■ PROBLEM DETAILS
From the listing that follows, output everything exactly except the pictures.

■ DATASET ENTRIES
>> start
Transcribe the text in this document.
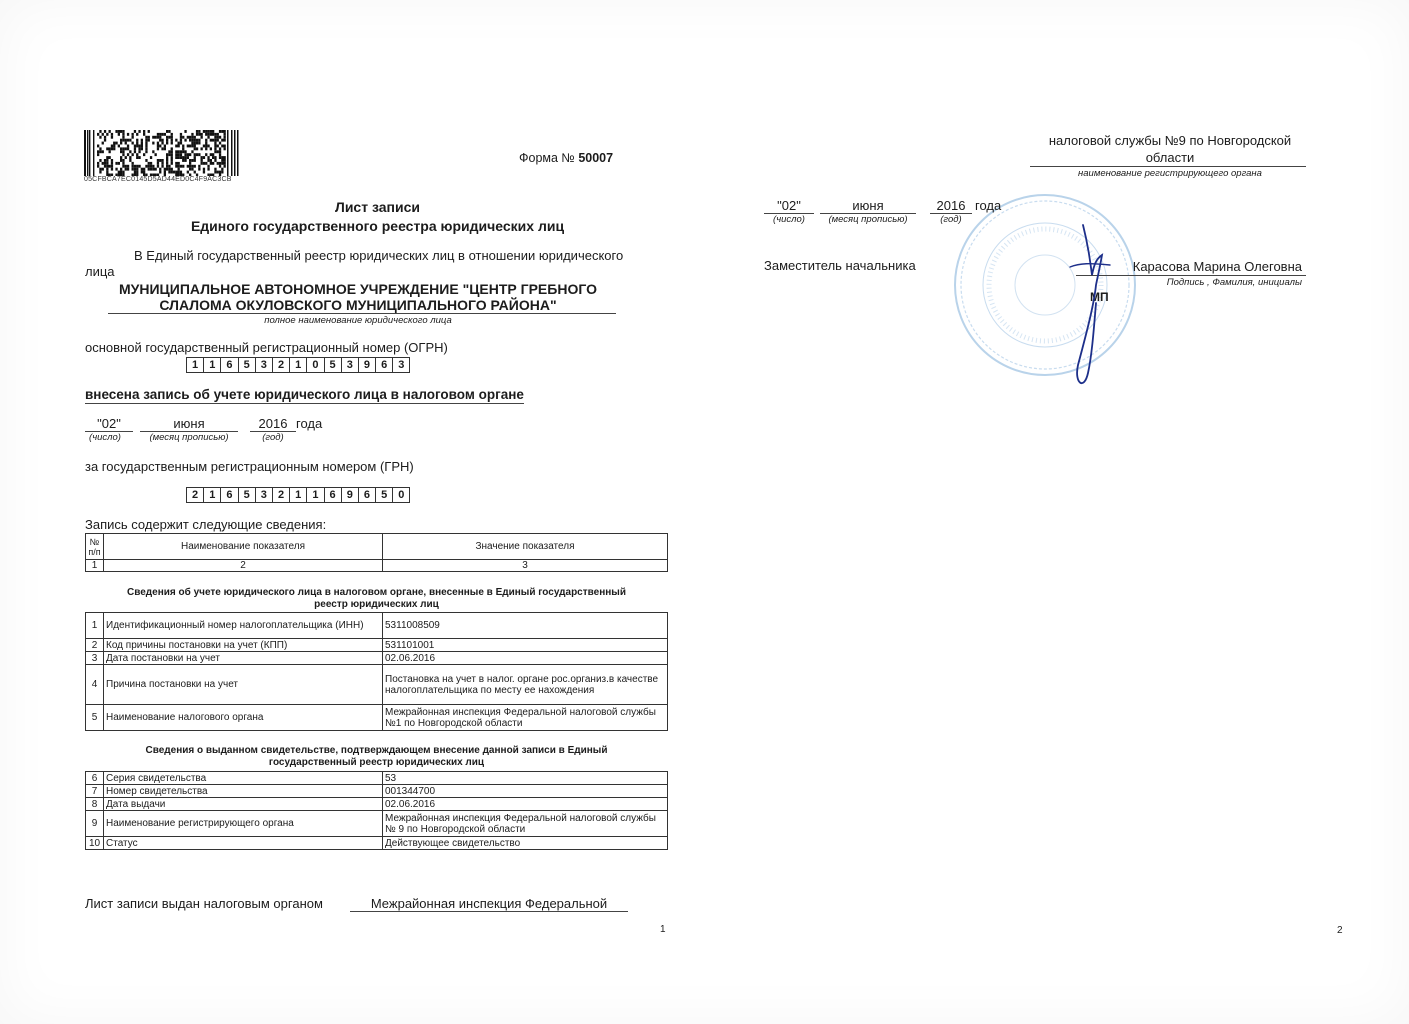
05CFBCA7EC0145D5AD44ED0C4F9AC3CB
Форма № 50007
Лист записи
Единого государственного реестра юридических лиц
В Единый государственный реестр юридических лиц в отношении юридического
лица
МУНИЦИПАЛЬНОЕ АВТОНОМНОЕ УЧРЕЖДЕНИЕ "ЦЕНТР ГРЕБНОГО
СЛАЛОМА ОКУЛОВСКОГО МУНИЦИПАЛЬНОГО РАЙОНА"
полное наименование юридического лица
основной государственный регистрационный номер (ОГРН)
1	1	6	5	3	2	1	0	5	3	9	6	3
внесена запись об учете юридического лица в налоговом органе
"02"	июня	2016 года
(число)	(месяц прописью)	(год)
за государственным регистрационным номером (ГРН)
2	1	6	5	3	2	1	1	6	9	6	5	0
Запись содержит следующие сведения:
№ п/п	Наименование показателя	Значение показателя
1	2	3
Сведения об учете юридического лица в налоговом органе, внесенные в Единый государственный
реестр юридических лиц
1	Идентификационный номер налогоплательщика (ИНН)	5311008509
2	Код причины постановки на учет (КПП)	531101001
3	Дата постановки на учет	02.06.2016
4	Причина постановки на учет	Постановка на учет в налог. органе рос.организ.в качестве налогоплательщика по месту ее нахождения
5	Наименование налогового органа	Межрайонная инспекция Федеральной налоговой службы №1 по Новгородской области
Сведения о выданном свидетельстве, подтверждающем внесение данной записи в Единый
государственный реестр юридических лиц
6	Серия свидетельства	53
7	Номер свидетельства	001344700
8	Дата выдачи	02.06.2016
9	Наименование регистрирующего органа	Межрайонная инспекция Федеральной налоговой службы № 9 по Новгородской области
10	Статус	Действующее свидетельство
Лист записи выдан налоговым органом	Межрайонная инспекция Федеральной
1	2
налоговой службы №9 по Новгородской
области
наименование регистрирующего органа
"02"	июня	2016 года
(число)	(месяц прописью)	(год)
Заместитель начальника	Карасова Марина Олеговна
Подпись , Фамилия, инициалы
МП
>> end
■ THE ANSWER
Transcribe the text in this document.
05CFBCA7EC0145D5AD44ED0C4F9AC3CB
Форма № 50007
Лист записи
Единого государственного реестра юридических лиц
В Единый государственный реестр юридических лиц в отношении юридического
лица
МУНИЦИПАЛЬНОЕ АВТОНОМНОЕ УЧРЕЖДЕНИЕ "ЦЕНТР ГРЕБНОГО
СЛАЛОМА ОКУЛОВСКОГО МУНИЦИПАЛЬНОГО РАЙОНА"
полное наименование юридического лица
основной государственный регистрационный номер (ОГРН)
1	1	6	5	3	2	1	0	5	3	9	6	3
внесена запись об учете юридического лица в налоговом органе
"02"	июня	2016 года
(число)	(месяц прописью)	(год)
за государственным регистрационным номером (ГРН)
2	1	6	5	3	2	1	1	6	9	6	5	0
Запись содержит следующие сведения:
№ п/п	Наименование показателя	Значение показателя
1	2	3
Сведения об учете юридического лица в налоговом органе, внесенные в Единый государственный
реестр юридических лиц
1	Идентификационный номер налогоплательщика (ИНН)	5311008509
2	Код причины постановки на учет (КПП)	531101001
3	Дата постановки на учет	02.06.2016
4	Причина постановки на учет	Постановка на учет в налог. органе рос.организ.в качестве налогоплательщика по месту ее нахождения
5	Наименование налогового органа	Межрайонная инспекция Федеральной налоговой службы №1 по Новгородской области
Сведения о выданном свидетельстве, подтверждающем внесение данной записи в Единый
государственный реестр юридических лиц
6	Серия свидетельства	53
7	Номер свидетельства	001344700
8	Дата выдачи	02.06.2016
9	Наименование регистрирующего органа	Межрайонная инспекция Федеральной налоговой службы № 9 по Новгородской области
10	Статус	Действующее свидетельство
Лист записи выдан налоговым органом	Межрайонная инспекция Федеральной
1	2
налоговой службы №9 по Новгородской
области
наименование регистрирующего органа
"02"	июня	2016 года
(число)	(месяц прописью)	(год)
Заместитель начальника	Карасова Марина Олеговна
Подпись , Фамилия, инициалы
МП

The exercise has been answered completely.